● TASK TO COMPLETE
Establish how many lines in the material include the string "Ahora" and report it as a lone number.

● INPUT ROWS
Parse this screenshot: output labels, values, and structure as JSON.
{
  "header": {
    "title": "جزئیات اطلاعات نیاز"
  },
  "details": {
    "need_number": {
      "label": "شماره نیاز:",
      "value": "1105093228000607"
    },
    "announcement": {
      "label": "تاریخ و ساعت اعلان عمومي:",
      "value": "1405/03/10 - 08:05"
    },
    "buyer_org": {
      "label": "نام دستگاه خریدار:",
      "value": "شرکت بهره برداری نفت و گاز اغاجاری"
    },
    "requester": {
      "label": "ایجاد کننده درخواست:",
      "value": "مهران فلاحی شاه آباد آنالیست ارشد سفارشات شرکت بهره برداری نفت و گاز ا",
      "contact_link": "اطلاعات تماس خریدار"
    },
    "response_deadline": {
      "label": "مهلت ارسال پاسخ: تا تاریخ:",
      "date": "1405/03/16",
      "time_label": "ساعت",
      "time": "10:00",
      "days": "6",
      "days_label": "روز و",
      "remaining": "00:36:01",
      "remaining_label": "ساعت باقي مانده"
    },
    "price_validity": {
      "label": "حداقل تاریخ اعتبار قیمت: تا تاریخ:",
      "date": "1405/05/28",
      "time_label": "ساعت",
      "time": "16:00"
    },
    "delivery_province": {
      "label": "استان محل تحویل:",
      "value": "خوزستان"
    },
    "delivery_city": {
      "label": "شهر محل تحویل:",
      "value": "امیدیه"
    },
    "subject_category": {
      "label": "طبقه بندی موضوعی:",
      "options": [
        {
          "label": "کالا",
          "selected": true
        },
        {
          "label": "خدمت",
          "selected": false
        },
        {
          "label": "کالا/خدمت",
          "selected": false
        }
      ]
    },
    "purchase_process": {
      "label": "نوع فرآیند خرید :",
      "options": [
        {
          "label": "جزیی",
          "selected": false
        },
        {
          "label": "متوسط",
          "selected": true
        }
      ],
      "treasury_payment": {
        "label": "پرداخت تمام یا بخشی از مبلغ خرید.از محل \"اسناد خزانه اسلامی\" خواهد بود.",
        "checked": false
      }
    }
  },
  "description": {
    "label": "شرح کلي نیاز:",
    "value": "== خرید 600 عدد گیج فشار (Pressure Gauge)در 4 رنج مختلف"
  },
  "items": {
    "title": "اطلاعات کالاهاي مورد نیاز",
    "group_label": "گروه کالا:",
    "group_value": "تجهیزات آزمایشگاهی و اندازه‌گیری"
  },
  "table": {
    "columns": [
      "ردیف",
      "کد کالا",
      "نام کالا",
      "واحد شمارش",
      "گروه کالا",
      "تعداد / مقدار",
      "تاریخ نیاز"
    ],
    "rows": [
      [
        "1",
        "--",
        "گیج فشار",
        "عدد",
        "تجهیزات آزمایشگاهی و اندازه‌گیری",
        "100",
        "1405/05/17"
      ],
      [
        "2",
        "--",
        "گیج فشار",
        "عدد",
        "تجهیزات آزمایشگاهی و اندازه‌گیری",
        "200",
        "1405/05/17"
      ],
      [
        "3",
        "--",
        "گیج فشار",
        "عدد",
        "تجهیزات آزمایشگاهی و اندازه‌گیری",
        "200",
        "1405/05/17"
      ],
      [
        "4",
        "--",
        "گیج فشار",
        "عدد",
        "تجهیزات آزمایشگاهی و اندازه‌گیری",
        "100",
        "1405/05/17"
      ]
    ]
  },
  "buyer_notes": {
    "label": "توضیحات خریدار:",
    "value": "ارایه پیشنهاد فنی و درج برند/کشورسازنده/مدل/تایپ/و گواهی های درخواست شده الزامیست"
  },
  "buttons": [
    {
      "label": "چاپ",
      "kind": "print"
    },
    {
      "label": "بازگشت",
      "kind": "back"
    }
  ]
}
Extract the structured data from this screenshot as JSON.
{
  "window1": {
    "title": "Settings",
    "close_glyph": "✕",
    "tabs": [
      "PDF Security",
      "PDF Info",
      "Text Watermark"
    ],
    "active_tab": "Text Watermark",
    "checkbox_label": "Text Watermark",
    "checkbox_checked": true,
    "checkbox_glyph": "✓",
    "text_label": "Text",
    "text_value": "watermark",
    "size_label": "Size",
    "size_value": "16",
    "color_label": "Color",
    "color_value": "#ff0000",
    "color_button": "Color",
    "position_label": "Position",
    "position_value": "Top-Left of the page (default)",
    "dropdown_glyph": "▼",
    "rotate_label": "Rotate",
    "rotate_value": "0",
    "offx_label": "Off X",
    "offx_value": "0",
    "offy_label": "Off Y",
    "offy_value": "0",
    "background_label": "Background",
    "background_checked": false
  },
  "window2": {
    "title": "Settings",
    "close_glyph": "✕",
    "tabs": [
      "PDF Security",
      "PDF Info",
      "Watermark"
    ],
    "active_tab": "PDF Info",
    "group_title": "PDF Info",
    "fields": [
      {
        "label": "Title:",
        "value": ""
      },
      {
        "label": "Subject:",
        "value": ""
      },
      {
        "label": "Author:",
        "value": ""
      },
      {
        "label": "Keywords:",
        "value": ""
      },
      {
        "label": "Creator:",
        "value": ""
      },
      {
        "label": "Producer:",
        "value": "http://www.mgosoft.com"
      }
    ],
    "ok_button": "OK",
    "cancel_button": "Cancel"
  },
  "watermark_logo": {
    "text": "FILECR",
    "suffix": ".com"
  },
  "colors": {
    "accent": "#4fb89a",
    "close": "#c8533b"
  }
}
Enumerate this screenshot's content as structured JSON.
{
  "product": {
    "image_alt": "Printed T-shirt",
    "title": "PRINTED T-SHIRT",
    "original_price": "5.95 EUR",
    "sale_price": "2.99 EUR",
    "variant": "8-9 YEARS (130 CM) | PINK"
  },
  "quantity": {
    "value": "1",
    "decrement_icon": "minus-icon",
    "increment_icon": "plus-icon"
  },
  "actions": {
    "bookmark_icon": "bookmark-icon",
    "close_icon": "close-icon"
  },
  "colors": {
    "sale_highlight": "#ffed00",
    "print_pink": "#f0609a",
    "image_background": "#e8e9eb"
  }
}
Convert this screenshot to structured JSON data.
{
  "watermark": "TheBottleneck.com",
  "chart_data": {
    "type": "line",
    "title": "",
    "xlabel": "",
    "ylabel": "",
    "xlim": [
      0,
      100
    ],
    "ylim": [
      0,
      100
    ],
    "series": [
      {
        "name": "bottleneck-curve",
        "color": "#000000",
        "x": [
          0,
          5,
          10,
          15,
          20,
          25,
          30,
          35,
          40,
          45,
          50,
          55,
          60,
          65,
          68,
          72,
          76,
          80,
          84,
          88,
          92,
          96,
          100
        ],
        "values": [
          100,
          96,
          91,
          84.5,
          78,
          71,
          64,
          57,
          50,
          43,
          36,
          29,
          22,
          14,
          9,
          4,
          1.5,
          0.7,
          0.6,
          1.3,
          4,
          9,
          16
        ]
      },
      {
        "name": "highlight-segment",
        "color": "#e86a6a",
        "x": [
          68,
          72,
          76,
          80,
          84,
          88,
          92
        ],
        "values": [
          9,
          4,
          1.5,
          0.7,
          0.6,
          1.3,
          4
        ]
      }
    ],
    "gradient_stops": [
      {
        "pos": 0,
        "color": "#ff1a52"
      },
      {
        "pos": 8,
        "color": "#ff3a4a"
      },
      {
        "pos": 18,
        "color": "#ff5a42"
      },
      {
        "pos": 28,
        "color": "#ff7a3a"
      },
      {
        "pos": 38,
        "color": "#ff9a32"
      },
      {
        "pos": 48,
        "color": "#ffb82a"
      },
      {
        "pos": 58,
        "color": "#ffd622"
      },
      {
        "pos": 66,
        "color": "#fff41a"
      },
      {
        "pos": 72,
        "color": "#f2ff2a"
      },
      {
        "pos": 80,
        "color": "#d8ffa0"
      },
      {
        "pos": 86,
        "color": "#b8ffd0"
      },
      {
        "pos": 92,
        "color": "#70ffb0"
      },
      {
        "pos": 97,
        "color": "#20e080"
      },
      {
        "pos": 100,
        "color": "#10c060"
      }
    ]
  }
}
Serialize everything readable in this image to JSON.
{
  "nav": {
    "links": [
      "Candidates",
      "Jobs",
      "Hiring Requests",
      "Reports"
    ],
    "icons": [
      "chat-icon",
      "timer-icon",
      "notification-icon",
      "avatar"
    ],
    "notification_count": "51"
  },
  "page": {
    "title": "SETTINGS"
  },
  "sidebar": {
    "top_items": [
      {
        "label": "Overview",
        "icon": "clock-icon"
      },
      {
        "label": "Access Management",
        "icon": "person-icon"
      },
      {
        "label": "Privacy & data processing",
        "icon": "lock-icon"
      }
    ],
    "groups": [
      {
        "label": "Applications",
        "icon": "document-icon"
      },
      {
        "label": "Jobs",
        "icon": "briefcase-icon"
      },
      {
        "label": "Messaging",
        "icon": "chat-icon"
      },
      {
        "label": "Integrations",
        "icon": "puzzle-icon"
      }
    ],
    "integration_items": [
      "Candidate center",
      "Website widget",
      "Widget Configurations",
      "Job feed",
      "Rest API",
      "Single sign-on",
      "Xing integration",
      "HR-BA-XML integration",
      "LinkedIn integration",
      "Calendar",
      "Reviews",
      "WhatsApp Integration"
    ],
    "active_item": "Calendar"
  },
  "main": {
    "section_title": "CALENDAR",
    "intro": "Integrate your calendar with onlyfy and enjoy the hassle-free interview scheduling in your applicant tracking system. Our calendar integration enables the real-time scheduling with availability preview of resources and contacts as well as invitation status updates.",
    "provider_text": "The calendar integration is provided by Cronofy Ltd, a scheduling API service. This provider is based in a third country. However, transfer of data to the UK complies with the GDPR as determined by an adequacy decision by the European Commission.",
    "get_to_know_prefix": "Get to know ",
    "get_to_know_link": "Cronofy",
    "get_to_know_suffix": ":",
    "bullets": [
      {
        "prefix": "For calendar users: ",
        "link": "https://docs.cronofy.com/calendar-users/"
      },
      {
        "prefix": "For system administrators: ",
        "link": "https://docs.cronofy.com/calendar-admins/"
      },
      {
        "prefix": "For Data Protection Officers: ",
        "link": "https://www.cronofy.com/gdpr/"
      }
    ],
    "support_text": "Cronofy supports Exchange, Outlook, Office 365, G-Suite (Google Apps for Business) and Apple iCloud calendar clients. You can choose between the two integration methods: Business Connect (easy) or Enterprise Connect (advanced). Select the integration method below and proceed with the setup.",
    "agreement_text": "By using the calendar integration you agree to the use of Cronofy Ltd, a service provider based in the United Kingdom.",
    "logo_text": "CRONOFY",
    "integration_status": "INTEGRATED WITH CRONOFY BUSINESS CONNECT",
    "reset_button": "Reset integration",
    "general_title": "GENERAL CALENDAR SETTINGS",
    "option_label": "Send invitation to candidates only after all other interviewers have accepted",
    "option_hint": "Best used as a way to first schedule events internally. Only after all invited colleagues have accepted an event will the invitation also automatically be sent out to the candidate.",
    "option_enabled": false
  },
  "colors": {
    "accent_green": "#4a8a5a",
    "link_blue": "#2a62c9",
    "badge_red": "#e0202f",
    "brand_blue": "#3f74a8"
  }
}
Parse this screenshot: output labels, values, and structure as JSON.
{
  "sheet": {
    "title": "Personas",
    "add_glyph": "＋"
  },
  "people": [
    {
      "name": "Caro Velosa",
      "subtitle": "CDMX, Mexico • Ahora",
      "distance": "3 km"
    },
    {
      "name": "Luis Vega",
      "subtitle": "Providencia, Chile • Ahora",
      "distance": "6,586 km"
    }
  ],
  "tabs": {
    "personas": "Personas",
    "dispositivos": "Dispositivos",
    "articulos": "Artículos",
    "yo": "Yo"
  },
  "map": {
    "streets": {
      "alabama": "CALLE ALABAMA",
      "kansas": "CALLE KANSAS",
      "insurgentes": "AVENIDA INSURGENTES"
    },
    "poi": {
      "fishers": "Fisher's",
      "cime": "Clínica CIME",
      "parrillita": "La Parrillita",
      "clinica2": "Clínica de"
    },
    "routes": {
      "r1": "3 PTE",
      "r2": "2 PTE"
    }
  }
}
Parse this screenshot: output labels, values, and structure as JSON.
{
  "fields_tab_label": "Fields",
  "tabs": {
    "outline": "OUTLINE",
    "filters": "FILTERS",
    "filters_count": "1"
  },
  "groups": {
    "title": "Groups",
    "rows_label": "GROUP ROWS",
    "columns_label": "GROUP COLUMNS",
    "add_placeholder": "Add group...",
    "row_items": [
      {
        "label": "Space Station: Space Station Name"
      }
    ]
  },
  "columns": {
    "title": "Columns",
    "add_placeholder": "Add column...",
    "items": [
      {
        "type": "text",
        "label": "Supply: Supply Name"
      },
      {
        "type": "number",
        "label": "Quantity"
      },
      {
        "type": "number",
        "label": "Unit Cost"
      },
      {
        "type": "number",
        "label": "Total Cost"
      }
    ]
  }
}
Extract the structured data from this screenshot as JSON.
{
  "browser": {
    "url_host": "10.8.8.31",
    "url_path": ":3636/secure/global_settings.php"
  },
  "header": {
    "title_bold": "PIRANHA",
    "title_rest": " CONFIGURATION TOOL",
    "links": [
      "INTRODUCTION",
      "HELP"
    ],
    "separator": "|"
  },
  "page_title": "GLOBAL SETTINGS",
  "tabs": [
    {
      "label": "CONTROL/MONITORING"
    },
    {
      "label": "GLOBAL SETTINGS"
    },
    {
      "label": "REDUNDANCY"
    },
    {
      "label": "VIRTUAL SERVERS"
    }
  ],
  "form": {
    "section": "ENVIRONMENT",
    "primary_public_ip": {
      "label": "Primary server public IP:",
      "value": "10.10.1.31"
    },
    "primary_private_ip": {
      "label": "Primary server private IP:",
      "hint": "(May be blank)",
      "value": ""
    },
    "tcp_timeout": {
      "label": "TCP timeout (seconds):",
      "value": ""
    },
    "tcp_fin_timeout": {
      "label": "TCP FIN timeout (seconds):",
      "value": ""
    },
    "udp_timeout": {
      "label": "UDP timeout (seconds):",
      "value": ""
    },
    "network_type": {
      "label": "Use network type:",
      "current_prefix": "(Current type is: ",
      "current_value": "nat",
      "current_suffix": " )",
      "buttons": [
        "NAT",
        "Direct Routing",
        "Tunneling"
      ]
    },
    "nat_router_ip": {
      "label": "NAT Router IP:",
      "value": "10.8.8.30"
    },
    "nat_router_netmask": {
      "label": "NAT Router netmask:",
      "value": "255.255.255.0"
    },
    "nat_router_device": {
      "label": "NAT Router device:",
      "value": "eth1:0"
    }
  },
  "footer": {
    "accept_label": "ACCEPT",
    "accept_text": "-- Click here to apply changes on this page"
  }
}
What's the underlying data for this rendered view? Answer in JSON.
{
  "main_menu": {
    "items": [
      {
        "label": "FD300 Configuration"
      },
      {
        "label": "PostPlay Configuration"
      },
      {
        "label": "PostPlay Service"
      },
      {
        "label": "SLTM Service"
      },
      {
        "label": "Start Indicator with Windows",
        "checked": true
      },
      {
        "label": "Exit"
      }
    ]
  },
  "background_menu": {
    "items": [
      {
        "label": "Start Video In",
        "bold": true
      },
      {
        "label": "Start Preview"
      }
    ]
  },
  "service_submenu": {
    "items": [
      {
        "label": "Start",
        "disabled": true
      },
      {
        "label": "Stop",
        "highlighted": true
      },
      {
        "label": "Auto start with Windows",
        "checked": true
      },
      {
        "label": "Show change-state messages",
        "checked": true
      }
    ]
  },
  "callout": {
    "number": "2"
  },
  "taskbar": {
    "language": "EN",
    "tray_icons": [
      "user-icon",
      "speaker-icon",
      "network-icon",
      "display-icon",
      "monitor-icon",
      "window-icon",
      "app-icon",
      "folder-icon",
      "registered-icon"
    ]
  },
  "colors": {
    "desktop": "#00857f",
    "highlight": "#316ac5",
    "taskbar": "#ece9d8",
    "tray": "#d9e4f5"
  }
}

● COMPLETE OUTPUT
2